[Dataset items]
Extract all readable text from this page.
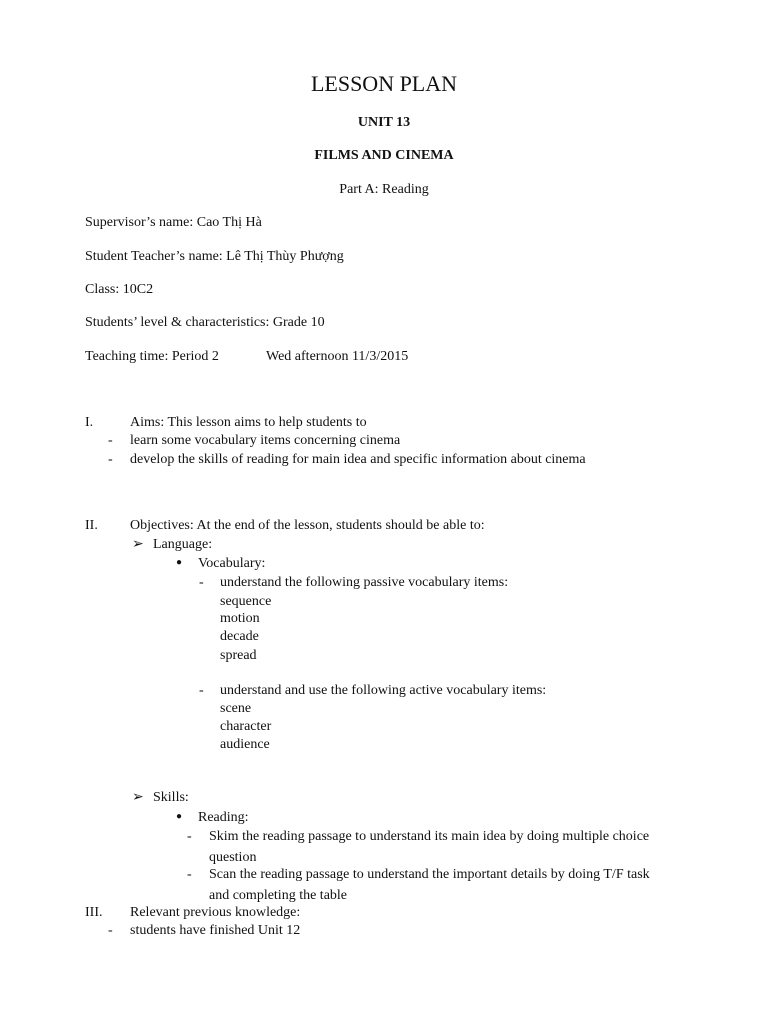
LESSON PLAN
UNIT 13
FILMS AND CINEMA
Part A: Reading
Supervisor’s name: Cao Thị Hà
Student Teacher’s name: Lê Thị Thùy Phượng
Class: 10C2
Students’ level & characteristics: Grade 10
Teaching time: Period 2	Wed afternoon 11/3/2015
I.	Aims: This lesson aims to help students to
- learn some vocabulary items concerning cinema
- develop the skills of reading for main idea and specific information about cinema
II. Objectives: At the end of the lesson, students should be able to:
➢ Language:
● Vocabulary:
- understand the following passive vocabulary items:
sequence
motion
decade
spread
- understand and use the following active vocabulary items:
scene
character
audience
➢ Skills:
● Reading:
- Skim the reading passage to understand its main idea by doing multiple choice
question
- Scan the reading passage to understand the important details by doing T/F task
and completing the table
III. Relevant previous knowledge:
- students have finished Unit 12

• What to produce:
Omit the pictures and reproduce the listing exactly.

• The output:
Extract all readable text from this page.
LESSON PLAN
UNIT 13
FILMS AND CINEMA
Part A: Reading
Supervisor’s name: Cao Thị Hà
Student Teacher’s name: Lê Thị Thùy Phượng
Class: 10C2
Students’ level & characteristics: Grade 10
Teaching time: Period 2	Wed afternoon 11/3/2015
I.	Aims: This lesson aims to help students to
- learn some vocabulary items concerning cinema
- develop the skills of reading for main idea and specific information about cinema
II. Objectives: At the end of the lesson, students should be able to:
➢ Language:
● Vocabulary:
- understand the following passive vocabulary items:
sequence
motion
decade
spread
- understand and use the following active vocabulary items:
scene
character
audience
➢ Skills:
● Reading:
- Skim the reading passage to understand its main idea by doing multiple choice
question
- Scan the reading passage to understand the important details by doing T/F task
and completing the table
III. Relevant previous knowledge:
- students have finished Unit 12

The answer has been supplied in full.